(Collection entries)
● ● ● ● ● ● ●

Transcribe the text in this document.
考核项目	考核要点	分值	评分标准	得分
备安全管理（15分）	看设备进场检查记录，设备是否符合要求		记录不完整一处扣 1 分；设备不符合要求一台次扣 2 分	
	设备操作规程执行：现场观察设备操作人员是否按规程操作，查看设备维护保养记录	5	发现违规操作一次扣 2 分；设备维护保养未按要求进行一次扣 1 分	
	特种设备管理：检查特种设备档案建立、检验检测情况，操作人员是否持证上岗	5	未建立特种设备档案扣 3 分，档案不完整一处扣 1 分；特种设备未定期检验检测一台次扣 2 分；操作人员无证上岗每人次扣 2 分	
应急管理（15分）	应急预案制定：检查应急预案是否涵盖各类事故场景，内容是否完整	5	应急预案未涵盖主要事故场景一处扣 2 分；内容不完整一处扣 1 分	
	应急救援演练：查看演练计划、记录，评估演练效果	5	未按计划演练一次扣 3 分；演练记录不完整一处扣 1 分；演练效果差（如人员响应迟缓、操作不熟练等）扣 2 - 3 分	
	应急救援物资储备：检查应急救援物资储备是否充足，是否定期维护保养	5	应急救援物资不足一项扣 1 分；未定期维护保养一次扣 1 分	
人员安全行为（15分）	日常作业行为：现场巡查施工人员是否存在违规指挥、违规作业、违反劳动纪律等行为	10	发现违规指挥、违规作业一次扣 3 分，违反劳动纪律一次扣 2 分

● ● ● ● ● ● ●

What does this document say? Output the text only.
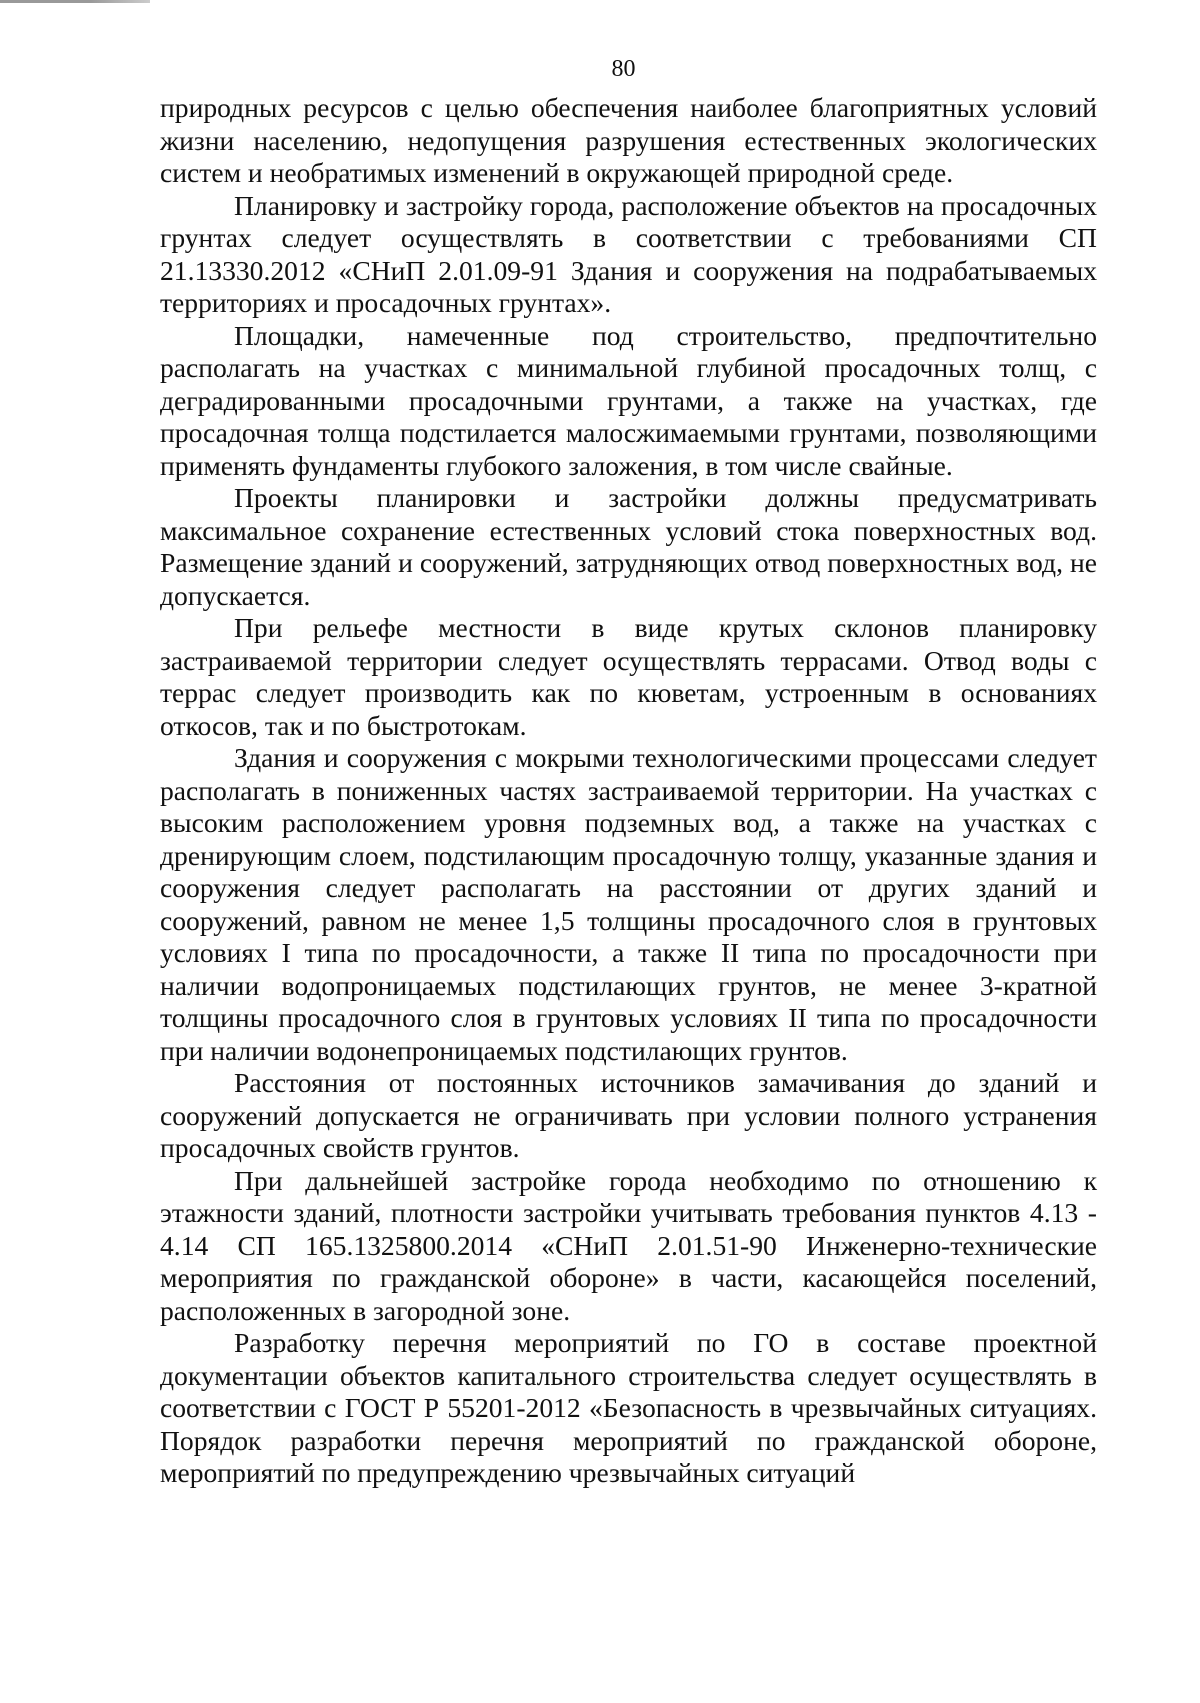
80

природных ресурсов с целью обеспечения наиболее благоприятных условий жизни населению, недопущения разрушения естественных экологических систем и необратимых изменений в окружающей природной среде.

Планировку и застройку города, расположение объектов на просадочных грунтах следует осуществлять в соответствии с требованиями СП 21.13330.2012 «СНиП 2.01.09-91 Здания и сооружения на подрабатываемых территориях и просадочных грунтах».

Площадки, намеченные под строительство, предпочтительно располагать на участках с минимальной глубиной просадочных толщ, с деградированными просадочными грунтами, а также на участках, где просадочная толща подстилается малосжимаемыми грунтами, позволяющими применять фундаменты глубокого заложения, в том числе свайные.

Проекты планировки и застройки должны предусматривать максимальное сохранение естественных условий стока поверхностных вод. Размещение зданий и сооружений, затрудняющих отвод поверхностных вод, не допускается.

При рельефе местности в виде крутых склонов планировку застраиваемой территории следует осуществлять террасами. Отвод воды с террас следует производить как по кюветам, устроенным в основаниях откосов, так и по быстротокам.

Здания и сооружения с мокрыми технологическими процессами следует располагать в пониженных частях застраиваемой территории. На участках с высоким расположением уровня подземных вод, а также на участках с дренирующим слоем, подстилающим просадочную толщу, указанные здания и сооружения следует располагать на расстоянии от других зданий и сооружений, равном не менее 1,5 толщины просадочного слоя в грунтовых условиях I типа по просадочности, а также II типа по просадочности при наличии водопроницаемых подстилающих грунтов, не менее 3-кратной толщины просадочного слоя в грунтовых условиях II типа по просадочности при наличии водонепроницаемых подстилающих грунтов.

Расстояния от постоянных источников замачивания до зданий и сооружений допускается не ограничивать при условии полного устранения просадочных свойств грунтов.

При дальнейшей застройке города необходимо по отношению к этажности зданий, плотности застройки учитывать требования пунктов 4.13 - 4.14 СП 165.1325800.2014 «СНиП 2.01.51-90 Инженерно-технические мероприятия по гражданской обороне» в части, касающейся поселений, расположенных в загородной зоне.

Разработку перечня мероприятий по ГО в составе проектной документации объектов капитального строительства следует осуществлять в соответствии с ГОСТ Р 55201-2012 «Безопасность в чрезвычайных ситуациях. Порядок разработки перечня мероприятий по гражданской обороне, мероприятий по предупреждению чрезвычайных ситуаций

● ● ● ● ● ● ●

• To do
In the entries above, how many lines hold the word "естественных"? State the number and nothing else.

• The completed task
2